[start Given entries]

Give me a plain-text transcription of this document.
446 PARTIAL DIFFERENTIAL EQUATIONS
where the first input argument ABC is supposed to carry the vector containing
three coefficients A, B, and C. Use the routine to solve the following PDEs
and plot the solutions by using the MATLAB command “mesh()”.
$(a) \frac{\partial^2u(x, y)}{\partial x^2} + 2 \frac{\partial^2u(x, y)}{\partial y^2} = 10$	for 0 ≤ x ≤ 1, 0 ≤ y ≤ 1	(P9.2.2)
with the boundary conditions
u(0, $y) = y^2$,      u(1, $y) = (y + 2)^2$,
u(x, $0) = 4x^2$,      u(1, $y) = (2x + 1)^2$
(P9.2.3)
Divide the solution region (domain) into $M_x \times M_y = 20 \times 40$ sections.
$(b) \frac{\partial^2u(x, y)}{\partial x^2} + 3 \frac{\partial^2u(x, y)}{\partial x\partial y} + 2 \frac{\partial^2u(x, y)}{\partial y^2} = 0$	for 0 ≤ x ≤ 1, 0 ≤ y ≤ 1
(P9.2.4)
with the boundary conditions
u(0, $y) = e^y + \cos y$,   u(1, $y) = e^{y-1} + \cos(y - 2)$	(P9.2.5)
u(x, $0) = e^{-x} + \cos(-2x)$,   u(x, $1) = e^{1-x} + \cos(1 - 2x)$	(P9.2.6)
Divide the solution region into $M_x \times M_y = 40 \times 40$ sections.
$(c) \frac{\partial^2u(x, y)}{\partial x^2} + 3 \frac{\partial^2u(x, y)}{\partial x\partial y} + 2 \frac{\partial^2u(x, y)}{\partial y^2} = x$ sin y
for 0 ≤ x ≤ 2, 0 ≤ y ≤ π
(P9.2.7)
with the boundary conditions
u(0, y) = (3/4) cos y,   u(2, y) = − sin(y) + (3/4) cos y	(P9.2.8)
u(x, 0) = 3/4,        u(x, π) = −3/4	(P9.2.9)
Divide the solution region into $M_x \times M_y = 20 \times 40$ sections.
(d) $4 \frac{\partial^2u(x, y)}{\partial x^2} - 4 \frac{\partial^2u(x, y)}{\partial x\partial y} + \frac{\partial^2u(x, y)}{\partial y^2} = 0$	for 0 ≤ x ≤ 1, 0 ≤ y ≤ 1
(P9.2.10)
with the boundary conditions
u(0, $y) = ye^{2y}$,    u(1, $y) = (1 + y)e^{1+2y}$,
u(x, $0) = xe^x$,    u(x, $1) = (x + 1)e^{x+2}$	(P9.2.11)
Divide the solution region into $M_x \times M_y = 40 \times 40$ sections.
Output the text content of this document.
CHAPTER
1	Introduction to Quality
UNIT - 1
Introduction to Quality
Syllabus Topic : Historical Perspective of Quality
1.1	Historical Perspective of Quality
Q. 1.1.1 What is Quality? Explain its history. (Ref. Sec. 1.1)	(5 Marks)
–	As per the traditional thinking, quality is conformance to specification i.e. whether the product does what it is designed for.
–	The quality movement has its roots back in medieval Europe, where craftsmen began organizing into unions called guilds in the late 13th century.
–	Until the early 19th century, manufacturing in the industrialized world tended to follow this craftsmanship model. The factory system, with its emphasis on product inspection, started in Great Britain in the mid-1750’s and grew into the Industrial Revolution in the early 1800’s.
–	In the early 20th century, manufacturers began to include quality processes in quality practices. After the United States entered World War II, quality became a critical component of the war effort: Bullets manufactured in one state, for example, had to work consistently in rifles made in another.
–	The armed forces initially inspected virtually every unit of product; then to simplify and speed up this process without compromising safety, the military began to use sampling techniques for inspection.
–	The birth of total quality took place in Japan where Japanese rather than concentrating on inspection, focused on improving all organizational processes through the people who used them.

[end Given entries]

■ **Problem statement**: Pull out all lines containing "Introduction".

■ **Answer for the task**:
1	Introduction to Quality
Introduction to Quality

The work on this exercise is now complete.